Dataset records |

-- START --

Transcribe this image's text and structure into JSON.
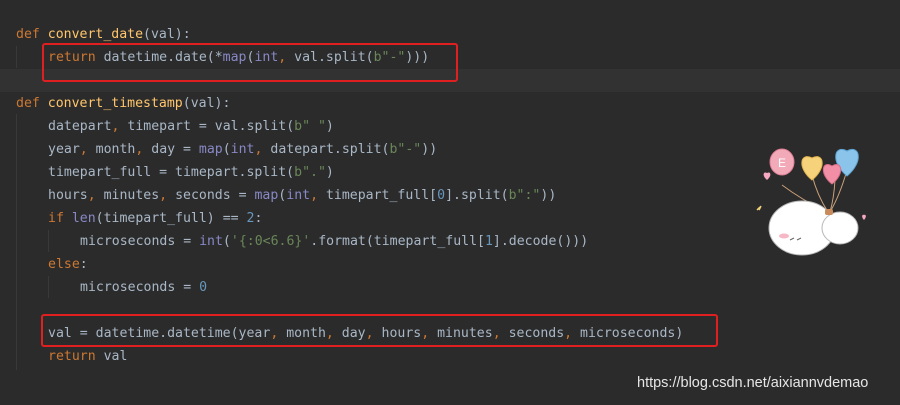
{
  "editor": {
    "theme": {
      "background": "#2b2b2b",
      "keyword": "#cc7832",
      "function_name": "#ffc66d",
      "string": "#6a8759",
      "number": "#6897bb",
      "builtin": "#8888c6",
      "plain": "#a9b7c6",
      "highlight_box": "#e02020"
    },
    "lines": [
      {
        "tokens": [
          [
            "kw",
            "def "
          ],
          [
            "fn",
            "convert_date"
          ],
          [
            "plain",
            "(val):"
          ]
        ]
      },
      {
        "tokens": [
          [
            "kw",
            "return "
          ],
          [
            "plain",
            "datetime.date(*"
          ],
          [
            "builtin",
            "map"
          ],
          [
            "plain",
            "("
          ],
          [
            "builtin",
            "int"
          ],
          [
            "kw",
            ", "
          ],
          [
            "plain",
            "val.split("
          ],
          [
            "str",
            "b\"-\""
          ],
          [
            "plain",
            ")))"
          ]
        ]
      },
      {
        "tokens": []
      },
      {
        "tokens": [
          [
            "kw",
            "def "
          ],
          [
            "fn",
            "convert_timestamp"
          ],
          [
            "plain",
            "(val):"
          ]
        ]
      },
      {
        "tokens": [
          [
            "plain",
            "datepart"
          ],
          [
            "kw",
            ", "
          ],
          [
            "plain",
            "timepart = val.split("
          ],
          [
            "str",
            "b\" \""
          ],
          [
            "plain",
            ")"
          ]
        ]
      },
      {
        "tokens": [
          [
            "plain",
            "year"
          ],
          [
            "kw",
            ", "
          ],
          [
            "plain",
            "month"
          ],
          [
            "kw",
            ", "
          ],
          [
            "plain",
            "day = "
          ],
          [
            "builtin",
            "map"
          ],
          [
            "plain",
            "("
          ],
          [
            "builtin",
            "int"
          ],
          [
            "kw",
            ", "
          ],
          [
            "plain",
            "datepart.split("
          ],
          [
            "str",
            "b\"-\""
          ],
          [
            "plain",
            "))"
          ]
        ]
      },
      {
        "tokens": [
          [
            "plain",
            "timepart_full = timepart.split("
          ],
          [
            "str",
            "b\".\""
          ],
          [
            "plain",
            ")"
          ]
        ]
      },
      {
        "tokens": [
          [
            "plain",
            "hours"
          ],
          [
            "kw",
            ", "
          ],
          [
            "plain",
            "minutes"
          ],
          [
            "kw",
            ", "
          ],
          [
            "plain",
            "seconds = "
          ],
          [
            "builtin",
            "map"
          ],
          [
            "plain",
            "("
          ],
          [
            "builtin",
            "int"
          ],
          [
            "kw",
            ", "
          ],
          [
            "plain",
            "timepart_full["
          ],
          [
            "num",
            "0"
          ],
          [
            "plain",
            "].split("
          ],
          [
            "str",
            "b\":\""
          ],
          [
            "plain",
            "))"
          ]
        ]
      },
      {
        "tokens": [
          [
            "kw",
            "if "
          ],
          [
            "builtin",
            "len"
          ],
          [
            "plain",
            "(timepart_full) == "
          ],
          [
            "num",
            "2"
          ],
          [
            "plain",
            ":"
          ]
        ]
      },
      {
        "tokens": [
          [
            "plain",
            "microseconds = "
          ],
          [
            "builtin",
            "int"
          ],
          [
            "plain",
            "("
          ],
          [
            "str",
            "'{:0<6.6}'"
          ],
          [
            "plain",
            ".format(timepart_full["
          ],
          [
            "num",
            "1"
          ],
          [
            "plain",
            "].decode()))"
          ]
        ]
      },
      {
        "tokens": [
          [
            "kw",
            "else"
          ],
          [
            "plain",
            ":"
          ]
        ]
      },
      {
        "tokens": [
          [
            "plain",
            "microseconds = "
          ],
          [
            "num",
            "0"
          ]
        ]
      },
      {
        "tokens": []
      },
      {
        "tokens": [
          [
            "plain",
            "val = datetime.datetime(year"
          ],
          [
            "kw",
            ", "
          ],
          [
            "plain",
            "month"
          ],
          [
            "kw",
            ", "
          ],
          [
            "plain",
            "day"
          ],
          [
            "kw",
            ", "
          ],
          [
            "plain",
            "hours"
          ],
          [
            "kw",
            ", "
          ],
          [
            "plain",
            "minutes"
          ],
          [
            "kw",
            ", "
          ],
          [
            "plain",
            "seconds"
          ],
          [
            "kw",
            ", "
          ],
          [
            "plain",
            "microseconds)"
          ]
        ]
      },
      {
        "tokens": [
          [
            "kw",
            "return "
          ],
          [
            "plain",
            "val"
          ]
        ]
      }
    ]
  },
  "watermark": {
    "text": "https://blog.csdn.net/aixiannvdemao"
  },
  "sticker": {
    "balloon_letter": "E",
    "icon": "balloon-character-sticker"
  }
}
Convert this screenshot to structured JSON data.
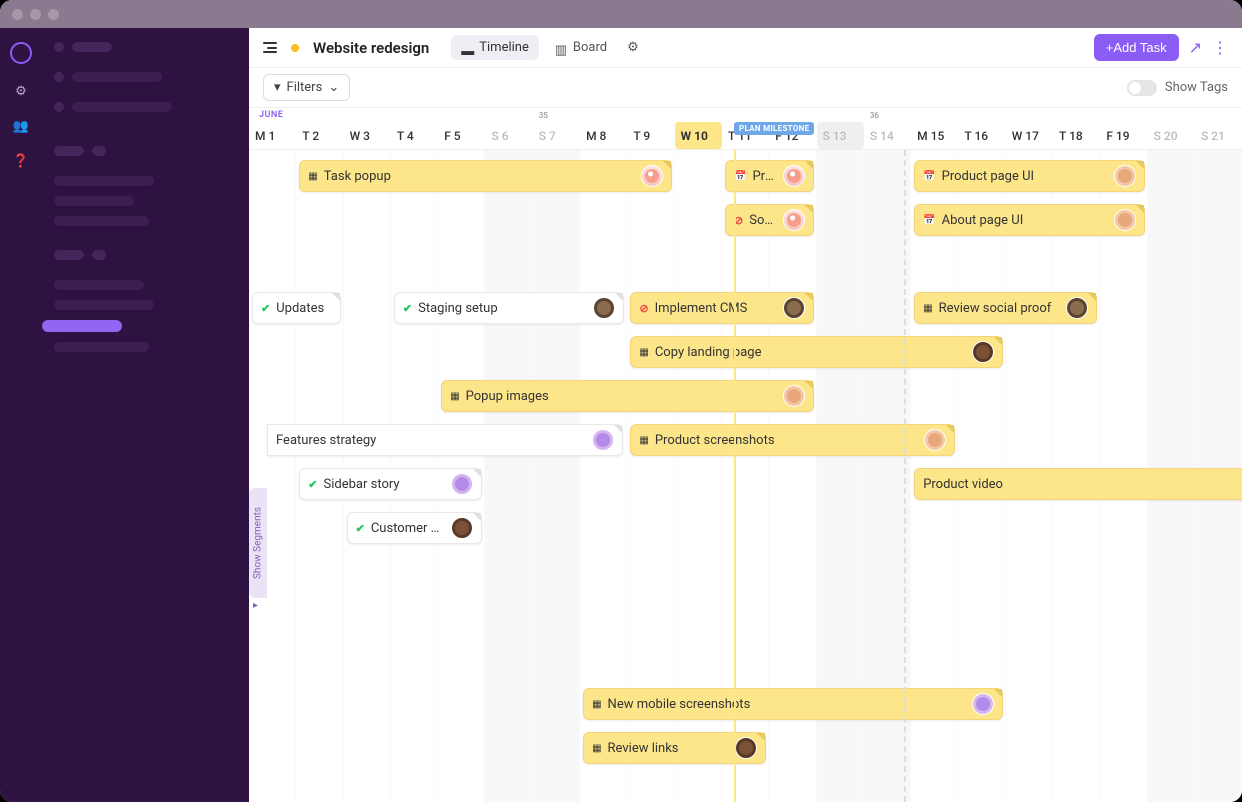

-- END --

STATED GOAL |
Write the records out again in full, exactly, and skip every picture.

SOLUTION |
Transcribe this image's text and structure into JSON.
{
  "editor": {
    "theme": {
      "background": "#2b2b2b",
      "keyword": "#cc7832",
      "function_name": "#ffc66d",
      "string": "#6a8759",
      "number": "#6897bb",
      "builtin": "#8888c6",
      "plain": "#a9b7c6",
      "highlight_box": "#e02020"
    },
    "lines": [
      {
        "tokens": [
          [
            "kw",
            "def "
          ],
          [
            "fn",
            "convert_date"
          ],
          [
            "plain",
            "(val):"
          ]
        ]
      },
      {
        "tokens": [
          [
            "kw",
            "return "
          ],
          [
            "plain",
            "datetime.date(*"
          ],
          [
            "builtin",
            "map"
          ],
          [
            "plain",
            "("
          ],
          [
            "builtin",
            "int"
          ],
          [
            "kw",
            ", "
          ],
          [
            "plain",
            "val.split("
          ],
          [
            "str",
            "b\"-\""
          ],
          [
            "plain",
            ")))"
          ]
        ]
      },
      {
        "tokens": []
      },
      {
        "tokens": [
          [
            "kw",
            "def "
          ],
          [
            "fn",
            "convert_timestamp"
          ],
          [
            "plain",
            "(val):"
          ]
        ]
      },
      {
        "tokens": [
          [
            "plain",
            "datepart"
          ],
          [
            "kw",
            ", "
          ],
          [
            "plain",
            "timepart = val.split("
          ],
          [
            "str",
            "b\" \""
          ],
          [
            "plain",
            ")"
          ]
        ]
      },
      {
        "tokens": [
          [
            "plain",
            "year"
          ],
          [
            "kw",
            ", "
          ],
          [
            "plain",
            "month"
          ],
          [
            "kw",
            ", "
          ],
          [
            "plain",
            "day = "
          ],
          [
            "builtin",
            "map"
          ],
          [
            "plain",
            "("
          ],
          [
            "builtin",
            "int"
          ],
          [
            "kw",
            ", "
          ],
          [
            "plain",
            "datepart.split("
          ],
          [
            "str",
            "b\"-\""
          ],
          [
            "plain",
            "))"
          ]
        ]
      },
      {
        "tokens": [
          [
            "plain",
            "timepart_full = timepart.split("
          ],
          [
            "str",
            "b\".\""
          ],
          [
            "plain",
            ")"
          ]
        ]
      },
      {
        "tokens": [
          [
            "plain",
            "hours"
          ],
          [
            "kw",
            ", "
          ],
          [
            "plain",
            "minutes"
          ],
          [
            "kw",
            ", "
          ],
          [
            "plain",
            "seconds = "
          ],
          [
            "builtin",
            "map"
          ],
          [
            "plain",
            "("
          ],
          [
            "builtin",
            "int"
          ],
          [
            "kw",
            ", "
          ],
          [
            "plain",
            "timepart_full["
          ],
          [
            "num",
            "0"
          ],
          [
            "plain",
            "].split("
          ],
          [
            "str",
            "b\":\""
          ],
          [
            "plain",
            "))"
          ]
        ]
      },
      {
        "tokens": [
          [
            "kw",
            "if "
          ],
          [
            "builtin",
            "len"
          ],
          [
            "plain",
            "(timepart_full) == "
          ],
          [
            "num",
            "2"
          ],
          [
            "plain",
            ":"
          ]
        ]
      },
      {
        "tokens": [
          [
            "plain",
            "microseconds = "
          ],
          [
            "builtin",
            "int"
          ],
          [
            "plain",
            "("
          ],
          [
            "str",
            "'{:0<6.6}'"
          ],
          [
            "plain",
            ".format(timepart_full["
          ],
          [
            "num",
            "1"
          ],
          [
            "plain",
            "].decode()))"
          ]
        ]
      },
      {
        "tokens": [
          [
            "kw",
            "else"
          ],
          [
            "plain",
            ":"
          ]
        ]
      },
      {
        "tokens": [
          [
            "plain",
            "microseconds = "
          ],
          [
            "num",
            "0"
          ]
        ]
      },
      {
        "tokens": []
      },
      {
        "tokens": [
          [
            "plain",
            "val = datetime.datetime(year"
          ],
          [
            "kw",
            ", "
          ],
          [
            "plain",
            "month"
          ],
          [
            "kw",
            ", "
          ],
          [
            "plain",
            "day"
          ],
          [
            "kw",
            ", "
          ],
          [
            "plain",
            "hours"
          ],
          [
            "kw",
            ", "
          ],
          [
            "plain",
            "minutes"
          ],
          [
            "kw",
            ", "
          ],
          [
            "plain",
            "seconds"
          ],
          [
            "kw",
            ", "
          ],
          [
            "plain",
            "microseconds)"
          ]
        ]
      },
      {
        "tokens": [
          [
            "kw",
            "return "
          ],
          [
            "plain",
            "val"
          ]
        ]
      }
    ]
  },
  "watermark": {
    "text": "https://blog.csdn.net/aixiannvdemao"
  },
  "sticker": {
    "balloon_letter": "E",
    "icon": "balloon-character-sticker"
  }
}
Convert this screenshot to structured JSON data.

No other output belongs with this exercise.